# SET TASK
Pull every line containing "Pearson" out of the material below.

# RECORDED DATA
• • • •

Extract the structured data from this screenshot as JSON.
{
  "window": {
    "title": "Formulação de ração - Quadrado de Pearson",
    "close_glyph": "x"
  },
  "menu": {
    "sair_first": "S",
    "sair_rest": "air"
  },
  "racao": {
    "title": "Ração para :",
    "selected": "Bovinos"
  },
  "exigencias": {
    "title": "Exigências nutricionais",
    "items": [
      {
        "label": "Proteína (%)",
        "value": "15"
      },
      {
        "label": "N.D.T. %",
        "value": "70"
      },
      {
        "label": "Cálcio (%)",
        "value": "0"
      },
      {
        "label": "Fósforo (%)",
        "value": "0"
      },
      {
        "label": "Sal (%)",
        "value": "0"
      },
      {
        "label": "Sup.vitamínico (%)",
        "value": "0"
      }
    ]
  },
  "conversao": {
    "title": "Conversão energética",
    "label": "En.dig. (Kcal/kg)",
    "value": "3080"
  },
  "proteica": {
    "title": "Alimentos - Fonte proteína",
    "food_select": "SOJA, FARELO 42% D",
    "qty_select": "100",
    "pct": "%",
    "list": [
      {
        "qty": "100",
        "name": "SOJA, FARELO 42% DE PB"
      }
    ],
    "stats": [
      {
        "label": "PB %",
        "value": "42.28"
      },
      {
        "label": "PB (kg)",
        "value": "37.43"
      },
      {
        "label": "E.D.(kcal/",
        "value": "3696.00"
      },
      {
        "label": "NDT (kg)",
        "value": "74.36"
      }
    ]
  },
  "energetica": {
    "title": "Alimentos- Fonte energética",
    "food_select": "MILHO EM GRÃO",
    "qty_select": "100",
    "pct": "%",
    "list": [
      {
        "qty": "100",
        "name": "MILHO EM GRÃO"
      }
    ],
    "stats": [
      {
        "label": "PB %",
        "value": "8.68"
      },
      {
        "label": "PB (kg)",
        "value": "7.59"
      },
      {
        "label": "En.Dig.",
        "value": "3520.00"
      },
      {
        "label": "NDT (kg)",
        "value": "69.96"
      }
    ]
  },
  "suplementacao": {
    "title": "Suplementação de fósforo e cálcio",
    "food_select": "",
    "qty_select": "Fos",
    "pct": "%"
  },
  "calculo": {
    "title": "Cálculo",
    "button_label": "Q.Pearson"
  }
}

• • • •

# RESPONSE
    "title": "Formulação de ração - Quadrado de Pearson",
    "button_label": "Q.Pearson"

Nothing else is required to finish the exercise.